== Data lines ==

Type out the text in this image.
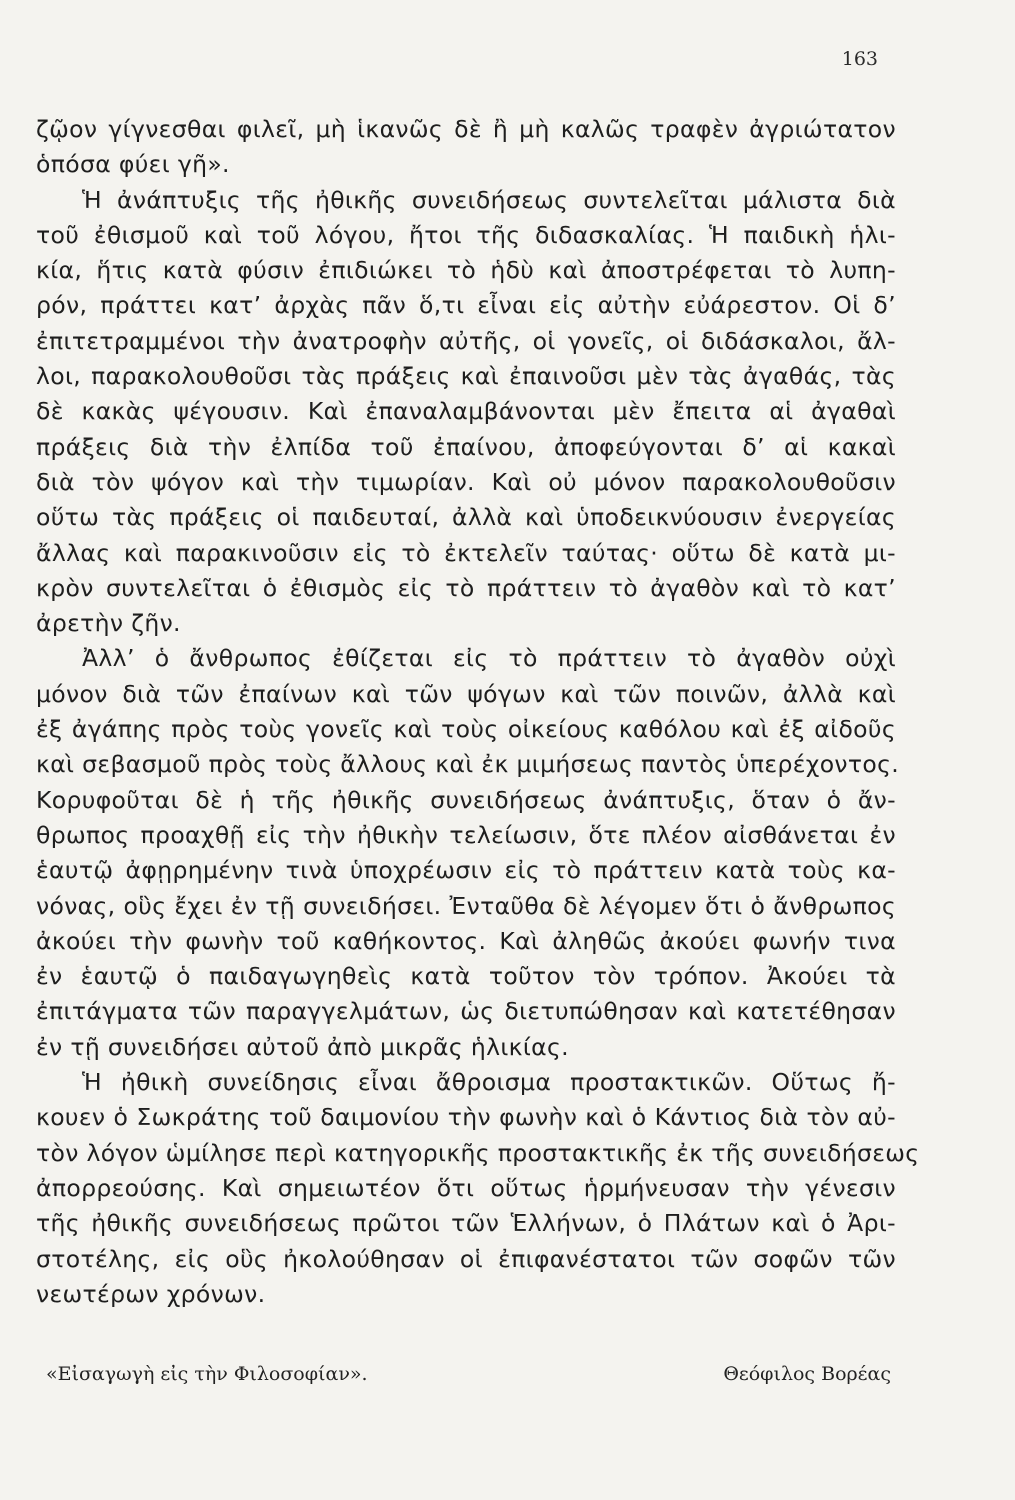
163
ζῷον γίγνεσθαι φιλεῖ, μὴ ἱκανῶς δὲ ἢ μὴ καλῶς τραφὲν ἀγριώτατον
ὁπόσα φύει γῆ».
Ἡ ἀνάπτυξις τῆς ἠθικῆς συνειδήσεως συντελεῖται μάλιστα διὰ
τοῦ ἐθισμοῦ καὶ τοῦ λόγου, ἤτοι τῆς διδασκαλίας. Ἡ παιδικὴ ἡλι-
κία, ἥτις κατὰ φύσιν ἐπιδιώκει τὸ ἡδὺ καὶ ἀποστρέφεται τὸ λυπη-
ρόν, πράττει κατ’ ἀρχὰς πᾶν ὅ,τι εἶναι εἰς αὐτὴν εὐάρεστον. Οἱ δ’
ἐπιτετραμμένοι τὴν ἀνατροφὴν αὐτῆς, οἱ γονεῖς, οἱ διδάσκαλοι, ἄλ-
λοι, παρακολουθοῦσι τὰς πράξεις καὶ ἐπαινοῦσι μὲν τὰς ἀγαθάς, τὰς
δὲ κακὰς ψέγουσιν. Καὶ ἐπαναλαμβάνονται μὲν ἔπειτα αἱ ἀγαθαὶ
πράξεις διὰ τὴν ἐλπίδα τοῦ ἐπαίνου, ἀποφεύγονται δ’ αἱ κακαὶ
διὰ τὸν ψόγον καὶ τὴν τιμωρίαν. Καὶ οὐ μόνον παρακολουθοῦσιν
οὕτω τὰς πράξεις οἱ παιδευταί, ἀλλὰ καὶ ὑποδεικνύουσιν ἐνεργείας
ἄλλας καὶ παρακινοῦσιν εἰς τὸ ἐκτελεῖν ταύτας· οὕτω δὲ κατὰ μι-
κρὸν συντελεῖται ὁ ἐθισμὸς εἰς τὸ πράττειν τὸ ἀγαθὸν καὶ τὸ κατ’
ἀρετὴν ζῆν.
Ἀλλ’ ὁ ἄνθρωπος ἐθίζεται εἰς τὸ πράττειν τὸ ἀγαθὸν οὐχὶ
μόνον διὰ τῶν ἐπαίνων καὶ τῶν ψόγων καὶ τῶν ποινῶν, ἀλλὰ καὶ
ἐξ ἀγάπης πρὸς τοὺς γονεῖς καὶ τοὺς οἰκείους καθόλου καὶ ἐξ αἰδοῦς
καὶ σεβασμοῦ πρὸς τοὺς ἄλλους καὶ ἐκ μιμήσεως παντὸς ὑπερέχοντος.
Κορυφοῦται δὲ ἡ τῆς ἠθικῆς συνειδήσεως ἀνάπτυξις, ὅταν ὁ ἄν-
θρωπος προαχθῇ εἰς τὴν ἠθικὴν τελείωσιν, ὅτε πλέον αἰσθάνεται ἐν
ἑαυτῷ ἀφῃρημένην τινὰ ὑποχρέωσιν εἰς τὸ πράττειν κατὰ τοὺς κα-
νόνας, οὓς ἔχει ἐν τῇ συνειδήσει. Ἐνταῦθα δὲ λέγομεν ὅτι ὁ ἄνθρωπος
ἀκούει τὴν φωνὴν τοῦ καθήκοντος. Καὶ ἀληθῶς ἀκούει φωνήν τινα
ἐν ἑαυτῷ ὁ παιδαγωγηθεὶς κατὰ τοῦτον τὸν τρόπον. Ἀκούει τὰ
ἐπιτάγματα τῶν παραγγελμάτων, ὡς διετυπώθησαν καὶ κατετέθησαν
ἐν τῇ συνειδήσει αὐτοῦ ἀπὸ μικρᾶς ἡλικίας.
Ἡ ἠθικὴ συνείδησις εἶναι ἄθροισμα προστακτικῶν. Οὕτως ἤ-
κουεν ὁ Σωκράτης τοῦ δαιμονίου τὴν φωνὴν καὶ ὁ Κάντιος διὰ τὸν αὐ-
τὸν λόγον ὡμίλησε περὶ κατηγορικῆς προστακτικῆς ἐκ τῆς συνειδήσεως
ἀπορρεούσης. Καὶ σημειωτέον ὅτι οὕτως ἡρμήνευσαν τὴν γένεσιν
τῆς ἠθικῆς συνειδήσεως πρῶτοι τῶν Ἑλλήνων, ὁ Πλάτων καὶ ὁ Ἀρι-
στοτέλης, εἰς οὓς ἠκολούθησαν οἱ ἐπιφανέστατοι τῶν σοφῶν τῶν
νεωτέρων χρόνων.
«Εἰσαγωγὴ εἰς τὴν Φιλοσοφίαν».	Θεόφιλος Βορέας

===

* _Task to complete_: Each line above that holds the string "γονεῖς" should be copied and shown.

* _Reply_:
ἐπιτετραμμένοι τὴν ἀνατροφὴν αὐτῆς, οἱ γονεῖς, οἱ διδάσκαλοι, ἄλ-
ἐξ ἀγάπης πρὸς τοὺς γονεῖς καὶ τοὺς οἰκείους καθόλου καὶ ἐξ αἰδοῦς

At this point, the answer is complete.